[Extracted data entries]
Begin
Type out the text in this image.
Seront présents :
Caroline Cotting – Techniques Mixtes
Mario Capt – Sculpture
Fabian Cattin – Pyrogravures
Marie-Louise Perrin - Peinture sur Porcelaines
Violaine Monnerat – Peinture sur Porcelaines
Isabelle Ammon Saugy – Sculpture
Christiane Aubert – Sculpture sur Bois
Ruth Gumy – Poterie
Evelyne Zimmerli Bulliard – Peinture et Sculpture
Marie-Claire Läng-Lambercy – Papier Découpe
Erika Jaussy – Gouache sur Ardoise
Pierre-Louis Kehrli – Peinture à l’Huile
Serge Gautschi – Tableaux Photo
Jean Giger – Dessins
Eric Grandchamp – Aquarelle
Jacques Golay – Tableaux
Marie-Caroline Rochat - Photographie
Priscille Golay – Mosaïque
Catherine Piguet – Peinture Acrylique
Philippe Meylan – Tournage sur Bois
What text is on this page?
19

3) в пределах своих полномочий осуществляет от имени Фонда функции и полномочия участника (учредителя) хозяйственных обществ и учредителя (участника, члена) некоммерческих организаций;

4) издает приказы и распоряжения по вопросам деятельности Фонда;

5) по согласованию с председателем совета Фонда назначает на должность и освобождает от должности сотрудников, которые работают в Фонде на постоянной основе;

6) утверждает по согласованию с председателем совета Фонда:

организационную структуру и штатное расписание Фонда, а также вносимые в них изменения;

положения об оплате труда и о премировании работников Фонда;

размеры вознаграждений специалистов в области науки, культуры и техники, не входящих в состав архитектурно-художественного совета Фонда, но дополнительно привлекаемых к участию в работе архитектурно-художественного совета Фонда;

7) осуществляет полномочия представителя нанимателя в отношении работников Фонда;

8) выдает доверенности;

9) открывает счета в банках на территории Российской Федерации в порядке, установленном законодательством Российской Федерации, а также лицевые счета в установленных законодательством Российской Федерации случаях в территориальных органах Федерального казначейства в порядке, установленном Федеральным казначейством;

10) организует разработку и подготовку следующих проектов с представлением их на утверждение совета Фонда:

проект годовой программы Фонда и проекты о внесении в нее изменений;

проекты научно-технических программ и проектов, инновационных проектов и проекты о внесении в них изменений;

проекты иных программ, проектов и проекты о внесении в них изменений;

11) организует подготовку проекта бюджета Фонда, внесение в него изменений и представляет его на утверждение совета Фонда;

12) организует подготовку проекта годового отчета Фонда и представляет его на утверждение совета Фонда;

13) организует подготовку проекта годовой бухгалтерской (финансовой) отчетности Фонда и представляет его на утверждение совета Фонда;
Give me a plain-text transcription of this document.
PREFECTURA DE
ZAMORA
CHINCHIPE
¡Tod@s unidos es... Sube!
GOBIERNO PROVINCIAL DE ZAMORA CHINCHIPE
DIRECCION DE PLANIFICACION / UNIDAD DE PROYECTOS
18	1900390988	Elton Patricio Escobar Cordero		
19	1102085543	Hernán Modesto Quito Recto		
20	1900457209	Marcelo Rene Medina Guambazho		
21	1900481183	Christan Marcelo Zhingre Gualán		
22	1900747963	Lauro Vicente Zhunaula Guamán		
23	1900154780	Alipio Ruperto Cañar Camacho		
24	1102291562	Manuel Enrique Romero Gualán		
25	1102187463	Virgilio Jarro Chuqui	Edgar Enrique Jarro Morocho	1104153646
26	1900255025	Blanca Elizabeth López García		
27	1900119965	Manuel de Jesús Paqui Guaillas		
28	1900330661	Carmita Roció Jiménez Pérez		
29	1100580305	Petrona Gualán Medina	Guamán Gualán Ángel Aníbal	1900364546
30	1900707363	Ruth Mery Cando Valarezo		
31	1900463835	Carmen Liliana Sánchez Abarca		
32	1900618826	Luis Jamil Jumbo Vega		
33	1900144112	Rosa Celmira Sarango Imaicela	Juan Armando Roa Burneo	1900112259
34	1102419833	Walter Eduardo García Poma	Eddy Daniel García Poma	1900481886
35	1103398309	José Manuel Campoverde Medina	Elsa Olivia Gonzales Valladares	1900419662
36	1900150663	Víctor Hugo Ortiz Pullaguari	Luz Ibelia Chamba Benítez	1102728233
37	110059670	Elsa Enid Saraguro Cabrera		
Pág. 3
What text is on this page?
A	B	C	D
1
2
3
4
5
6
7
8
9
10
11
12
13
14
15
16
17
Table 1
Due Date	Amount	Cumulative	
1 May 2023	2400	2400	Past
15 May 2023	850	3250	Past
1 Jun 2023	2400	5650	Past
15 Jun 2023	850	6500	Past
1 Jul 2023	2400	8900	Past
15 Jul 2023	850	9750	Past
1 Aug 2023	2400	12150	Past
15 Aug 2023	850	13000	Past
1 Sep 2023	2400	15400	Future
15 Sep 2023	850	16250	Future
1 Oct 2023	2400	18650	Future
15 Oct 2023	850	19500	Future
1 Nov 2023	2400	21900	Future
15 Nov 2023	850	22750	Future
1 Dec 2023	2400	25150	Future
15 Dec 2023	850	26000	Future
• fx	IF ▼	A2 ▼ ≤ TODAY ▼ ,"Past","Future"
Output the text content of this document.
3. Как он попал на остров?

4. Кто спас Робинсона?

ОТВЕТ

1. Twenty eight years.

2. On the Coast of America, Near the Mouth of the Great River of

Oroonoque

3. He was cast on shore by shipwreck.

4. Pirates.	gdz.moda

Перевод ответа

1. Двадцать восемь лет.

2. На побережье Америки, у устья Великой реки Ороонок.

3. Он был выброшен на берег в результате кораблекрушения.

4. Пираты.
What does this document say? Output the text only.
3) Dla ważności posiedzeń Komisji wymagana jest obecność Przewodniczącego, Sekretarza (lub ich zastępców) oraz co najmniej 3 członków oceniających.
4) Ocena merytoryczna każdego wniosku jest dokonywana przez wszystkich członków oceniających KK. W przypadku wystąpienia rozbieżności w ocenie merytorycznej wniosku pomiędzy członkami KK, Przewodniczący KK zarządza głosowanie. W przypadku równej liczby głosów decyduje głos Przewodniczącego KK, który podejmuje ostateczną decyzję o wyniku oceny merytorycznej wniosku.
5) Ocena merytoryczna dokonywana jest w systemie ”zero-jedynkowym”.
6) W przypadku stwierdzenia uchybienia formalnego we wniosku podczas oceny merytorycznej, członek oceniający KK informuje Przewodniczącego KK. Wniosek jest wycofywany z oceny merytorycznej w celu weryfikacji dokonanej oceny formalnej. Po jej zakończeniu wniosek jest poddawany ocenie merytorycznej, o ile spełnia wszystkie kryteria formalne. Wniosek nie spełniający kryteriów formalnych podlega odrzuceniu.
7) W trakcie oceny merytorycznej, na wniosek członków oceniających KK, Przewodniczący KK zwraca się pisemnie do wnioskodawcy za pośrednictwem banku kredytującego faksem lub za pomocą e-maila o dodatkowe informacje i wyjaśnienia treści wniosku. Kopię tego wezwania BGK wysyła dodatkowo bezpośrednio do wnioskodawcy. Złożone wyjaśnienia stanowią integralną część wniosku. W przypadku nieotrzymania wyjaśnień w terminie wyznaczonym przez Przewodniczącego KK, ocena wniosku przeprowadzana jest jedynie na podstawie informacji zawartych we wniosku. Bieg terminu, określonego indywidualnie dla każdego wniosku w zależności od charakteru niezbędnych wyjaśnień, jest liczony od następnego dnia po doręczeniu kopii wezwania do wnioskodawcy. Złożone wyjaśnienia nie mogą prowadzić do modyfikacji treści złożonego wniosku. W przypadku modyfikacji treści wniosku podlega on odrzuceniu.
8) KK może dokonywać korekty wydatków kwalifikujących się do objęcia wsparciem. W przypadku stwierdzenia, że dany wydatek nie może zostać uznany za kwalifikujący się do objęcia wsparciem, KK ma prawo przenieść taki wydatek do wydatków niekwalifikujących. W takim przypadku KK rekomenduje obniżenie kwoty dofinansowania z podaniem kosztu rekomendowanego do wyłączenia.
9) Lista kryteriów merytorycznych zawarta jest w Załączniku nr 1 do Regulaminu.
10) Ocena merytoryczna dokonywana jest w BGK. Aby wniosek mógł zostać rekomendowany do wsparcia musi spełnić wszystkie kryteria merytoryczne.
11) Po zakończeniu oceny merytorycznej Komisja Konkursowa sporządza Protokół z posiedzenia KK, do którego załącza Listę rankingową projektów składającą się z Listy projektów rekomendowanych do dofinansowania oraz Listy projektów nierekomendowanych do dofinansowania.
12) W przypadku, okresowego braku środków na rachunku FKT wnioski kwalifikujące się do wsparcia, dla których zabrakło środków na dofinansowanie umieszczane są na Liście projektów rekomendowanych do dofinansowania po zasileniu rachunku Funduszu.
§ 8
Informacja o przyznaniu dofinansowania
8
End
* **WHAT YOU NEED TO DO**
Find each line in the records holding the string "Peinture" and show it.

* **EXERCISE RESPONSE**
Marie-Louise Perrin - Peinture sur Porcelaines
Violaine Monnerat – Peinture sur Porcelaines
Evelyne Zimmerli Bulliard – Peinture et Sculpture
Pierre-Louis Kehrli – Peinture à l’Huile
Catherine Piguet – Peinture Acrylique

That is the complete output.